▶ **Aim**: Reproduce the closing part of the entries exactly: the line with "Extract the structured" and all lines after it, ending with the last line, and nothing else.

--- --- ---

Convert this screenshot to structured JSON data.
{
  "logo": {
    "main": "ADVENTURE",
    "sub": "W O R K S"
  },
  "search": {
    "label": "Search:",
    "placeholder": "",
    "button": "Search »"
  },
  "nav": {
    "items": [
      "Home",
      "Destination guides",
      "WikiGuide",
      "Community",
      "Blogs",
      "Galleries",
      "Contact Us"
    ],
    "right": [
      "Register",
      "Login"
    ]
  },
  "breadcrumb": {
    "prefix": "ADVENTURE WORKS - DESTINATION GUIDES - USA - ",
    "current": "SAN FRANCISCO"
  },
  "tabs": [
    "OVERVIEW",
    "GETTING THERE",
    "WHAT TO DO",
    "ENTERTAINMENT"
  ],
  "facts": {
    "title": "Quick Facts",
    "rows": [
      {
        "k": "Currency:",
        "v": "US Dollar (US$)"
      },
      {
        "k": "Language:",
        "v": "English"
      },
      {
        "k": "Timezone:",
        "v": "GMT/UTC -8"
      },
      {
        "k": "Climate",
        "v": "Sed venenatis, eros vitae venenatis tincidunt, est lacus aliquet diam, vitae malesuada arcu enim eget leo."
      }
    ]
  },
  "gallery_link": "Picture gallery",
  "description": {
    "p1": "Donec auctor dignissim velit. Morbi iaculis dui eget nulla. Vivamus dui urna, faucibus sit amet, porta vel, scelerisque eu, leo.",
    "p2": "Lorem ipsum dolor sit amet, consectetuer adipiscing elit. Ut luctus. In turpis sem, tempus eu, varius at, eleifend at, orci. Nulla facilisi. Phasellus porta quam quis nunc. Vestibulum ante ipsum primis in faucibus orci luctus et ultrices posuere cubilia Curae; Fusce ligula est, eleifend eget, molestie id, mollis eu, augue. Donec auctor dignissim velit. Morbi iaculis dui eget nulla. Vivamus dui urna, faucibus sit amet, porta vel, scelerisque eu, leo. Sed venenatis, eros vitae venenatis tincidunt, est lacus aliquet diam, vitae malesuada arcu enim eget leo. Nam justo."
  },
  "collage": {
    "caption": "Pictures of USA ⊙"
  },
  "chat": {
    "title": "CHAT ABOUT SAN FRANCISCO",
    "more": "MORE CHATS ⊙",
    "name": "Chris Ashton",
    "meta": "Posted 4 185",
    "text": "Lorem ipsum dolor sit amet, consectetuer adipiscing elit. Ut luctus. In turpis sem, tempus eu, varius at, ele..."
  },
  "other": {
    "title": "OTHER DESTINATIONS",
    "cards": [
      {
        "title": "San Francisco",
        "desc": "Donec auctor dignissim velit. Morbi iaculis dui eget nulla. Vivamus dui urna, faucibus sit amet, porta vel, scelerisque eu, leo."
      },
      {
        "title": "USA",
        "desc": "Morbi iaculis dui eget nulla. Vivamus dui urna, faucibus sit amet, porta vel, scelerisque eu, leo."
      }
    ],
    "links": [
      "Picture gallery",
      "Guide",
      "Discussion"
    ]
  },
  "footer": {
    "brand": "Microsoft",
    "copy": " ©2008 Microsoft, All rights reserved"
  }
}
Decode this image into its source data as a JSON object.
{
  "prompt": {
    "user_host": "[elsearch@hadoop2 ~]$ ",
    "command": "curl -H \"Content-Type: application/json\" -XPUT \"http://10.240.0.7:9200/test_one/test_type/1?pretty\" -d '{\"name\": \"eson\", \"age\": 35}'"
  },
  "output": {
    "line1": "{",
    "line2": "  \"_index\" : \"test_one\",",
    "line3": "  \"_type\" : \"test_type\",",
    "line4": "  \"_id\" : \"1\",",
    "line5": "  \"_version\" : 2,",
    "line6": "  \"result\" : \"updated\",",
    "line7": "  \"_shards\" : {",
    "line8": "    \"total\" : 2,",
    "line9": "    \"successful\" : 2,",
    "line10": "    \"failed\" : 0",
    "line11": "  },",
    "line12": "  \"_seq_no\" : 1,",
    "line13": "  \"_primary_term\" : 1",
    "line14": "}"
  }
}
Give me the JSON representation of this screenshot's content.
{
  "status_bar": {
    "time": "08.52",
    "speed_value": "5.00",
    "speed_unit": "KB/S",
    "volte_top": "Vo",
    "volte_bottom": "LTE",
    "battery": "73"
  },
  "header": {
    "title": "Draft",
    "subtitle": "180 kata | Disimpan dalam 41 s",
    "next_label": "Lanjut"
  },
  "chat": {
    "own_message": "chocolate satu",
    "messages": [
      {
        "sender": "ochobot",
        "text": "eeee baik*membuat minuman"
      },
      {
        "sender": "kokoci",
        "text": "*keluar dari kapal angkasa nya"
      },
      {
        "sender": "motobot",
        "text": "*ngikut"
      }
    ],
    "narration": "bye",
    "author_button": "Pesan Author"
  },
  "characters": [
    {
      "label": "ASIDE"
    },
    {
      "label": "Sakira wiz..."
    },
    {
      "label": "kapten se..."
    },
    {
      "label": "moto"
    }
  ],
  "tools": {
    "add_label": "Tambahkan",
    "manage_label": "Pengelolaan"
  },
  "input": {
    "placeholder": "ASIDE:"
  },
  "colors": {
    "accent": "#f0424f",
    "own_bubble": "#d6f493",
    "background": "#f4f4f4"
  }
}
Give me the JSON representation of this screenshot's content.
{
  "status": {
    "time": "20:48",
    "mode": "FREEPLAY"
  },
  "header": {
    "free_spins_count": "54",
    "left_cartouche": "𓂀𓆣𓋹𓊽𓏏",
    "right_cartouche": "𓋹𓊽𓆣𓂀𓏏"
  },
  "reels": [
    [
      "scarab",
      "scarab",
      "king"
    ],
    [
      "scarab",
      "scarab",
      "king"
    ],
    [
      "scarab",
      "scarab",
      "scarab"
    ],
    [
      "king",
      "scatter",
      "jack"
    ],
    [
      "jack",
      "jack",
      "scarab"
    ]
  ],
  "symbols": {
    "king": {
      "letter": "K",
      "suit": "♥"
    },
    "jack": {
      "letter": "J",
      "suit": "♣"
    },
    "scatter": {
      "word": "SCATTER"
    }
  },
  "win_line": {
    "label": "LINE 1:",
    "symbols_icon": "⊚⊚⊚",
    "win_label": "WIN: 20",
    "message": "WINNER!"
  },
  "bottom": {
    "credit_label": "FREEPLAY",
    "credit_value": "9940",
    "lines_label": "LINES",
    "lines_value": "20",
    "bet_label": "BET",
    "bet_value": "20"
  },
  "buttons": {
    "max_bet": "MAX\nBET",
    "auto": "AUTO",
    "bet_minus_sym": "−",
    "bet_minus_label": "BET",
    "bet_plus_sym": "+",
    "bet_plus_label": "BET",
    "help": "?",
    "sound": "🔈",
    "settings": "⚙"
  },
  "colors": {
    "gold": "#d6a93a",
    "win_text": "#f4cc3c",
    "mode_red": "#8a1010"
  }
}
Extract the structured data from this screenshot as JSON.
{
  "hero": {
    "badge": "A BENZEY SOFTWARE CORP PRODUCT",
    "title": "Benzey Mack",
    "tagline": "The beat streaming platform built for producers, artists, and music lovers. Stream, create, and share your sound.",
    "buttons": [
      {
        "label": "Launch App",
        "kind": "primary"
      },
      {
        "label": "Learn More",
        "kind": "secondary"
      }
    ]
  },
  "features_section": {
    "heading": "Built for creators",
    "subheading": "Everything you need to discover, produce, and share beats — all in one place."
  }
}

--- --- ---

▶ **Exercise result**:
Extract the structured data from this screenshot as JSON.
{
  "hero": {
    "badge": "A BENZEY SOFTWARE CORP PRODUCT",
    "title": "Benzey Mack",
    "tagline": "The beat streaming platform built for producers, artists, and music lovers. Stream, create, and share your sound.",
    "buttons": [
      {
        "label": "Launch App",
        "kind": "primary"
      },
      {
        "label": "Learn More",
        "kind": "secondary"
      }
    ]
  },
  "features_section": {
    "heading": "Built for creators",
    "subheading": "Everything you need to discover, produce, and share beats — all in one place."
  }
}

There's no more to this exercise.